* Aim
Restate every line of the material, word for word.

* The data
▶
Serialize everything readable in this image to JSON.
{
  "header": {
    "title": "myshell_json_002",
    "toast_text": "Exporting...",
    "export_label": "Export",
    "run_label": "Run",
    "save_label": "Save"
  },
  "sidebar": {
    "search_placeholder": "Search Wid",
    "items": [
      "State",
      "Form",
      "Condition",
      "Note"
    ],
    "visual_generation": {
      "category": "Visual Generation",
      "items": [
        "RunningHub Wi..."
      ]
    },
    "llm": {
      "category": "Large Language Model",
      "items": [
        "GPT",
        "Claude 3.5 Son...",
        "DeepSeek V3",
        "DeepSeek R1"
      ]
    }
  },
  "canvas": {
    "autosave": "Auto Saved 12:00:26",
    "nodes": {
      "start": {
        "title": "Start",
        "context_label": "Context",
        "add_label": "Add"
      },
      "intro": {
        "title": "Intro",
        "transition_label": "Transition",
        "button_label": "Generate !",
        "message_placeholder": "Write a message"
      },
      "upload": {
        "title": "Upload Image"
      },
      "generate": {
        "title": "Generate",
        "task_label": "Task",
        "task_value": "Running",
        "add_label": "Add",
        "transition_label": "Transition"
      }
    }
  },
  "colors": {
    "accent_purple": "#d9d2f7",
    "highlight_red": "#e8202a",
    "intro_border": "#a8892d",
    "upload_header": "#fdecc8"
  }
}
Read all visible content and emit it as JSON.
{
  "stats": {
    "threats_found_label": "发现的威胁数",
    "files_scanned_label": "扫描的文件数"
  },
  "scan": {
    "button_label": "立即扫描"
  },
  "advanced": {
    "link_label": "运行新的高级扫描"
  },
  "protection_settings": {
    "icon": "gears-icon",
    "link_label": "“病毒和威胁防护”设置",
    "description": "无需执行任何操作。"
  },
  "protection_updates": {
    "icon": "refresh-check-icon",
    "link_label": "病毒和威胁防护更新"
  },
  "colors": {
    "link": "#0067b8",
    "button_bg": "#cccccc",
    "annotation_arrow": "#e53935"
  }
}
◀
* Correct response
Serialize everything readable in this image to JSON.
{
  "header": {
    "title": "myshell_json_002",
    "toast_text": "Exporting...",
    "export_label": "Export",
    "run_label": "Run",
    "save_label": "Save"
  },
  "sidebar": {
    "search_placeholder": "Search Wid",
    "items": [
      "State",
      "Form",
      "Condition",
      "Note"
    ],
    "visual_generation": {
      "category": "Visual Generation",
      "items": [
        "RunningHub Wi..."
      ]
    },
    "llm": {
      "category": "Large Language Model",
      "items": [
        "GPT",
        "Claude 3.5 Son...",
        "DeepSeek V3",
        "DeepSeek R1"
      ]
    }
  },
  "canvas": {
    "autosave": "Auto Saved 12:00:26",
    "nodes": {
      "start": {
        "title": "Start",
        "context_label": "Context",
        "add_label": "Add"
      },
      "intro": {
        "title": "Intro",
        "transition_label": "Transition",
        "button_label": "Generate !",
        "message_placeholder": "Write a message"
      },
      "upload": {
        "title": "Upload Image"
      },
      "generate": {
        "title": "Generate",
        "task_label": "Task",
        "task_value": "Running",
        "add_label": "Add",
        "transition_label": "Transition"
      }
    }
  },
  "colors": {
    "accent_purple": "#d9d2f7",
    "highlight_red": "#e8202a",
    "intro_border": "#a8892d",
    "upload_header": "#fdecc8"
  }
}
Read all visible content and emit it as JSON.
{
  "stats": {
    "threats_found_label": "发现的威胁数",
    "files_scanned_label": "扫描的文件数"
  },
  "scan": {
    "button_label": "立即扫描"
  },
  "advanced": {
    "link_label": "运行新的高级扫描"
  },
  "protection_settings": {
    "icon": "gears-icon",
    "link_label": "“病毒和威胁防护”设置",
    "description": "无需执行任何操作。"
  },
  "protection_updates": {
    "icon": "refresh-check-icon",
    "link_label": "病毒和威胁防护更新"
  },
  "colors": {
    "link": "#0067b8",
    "button_bg": "#cccccc",
    "annotation_arrow": "#e53935"
  }
}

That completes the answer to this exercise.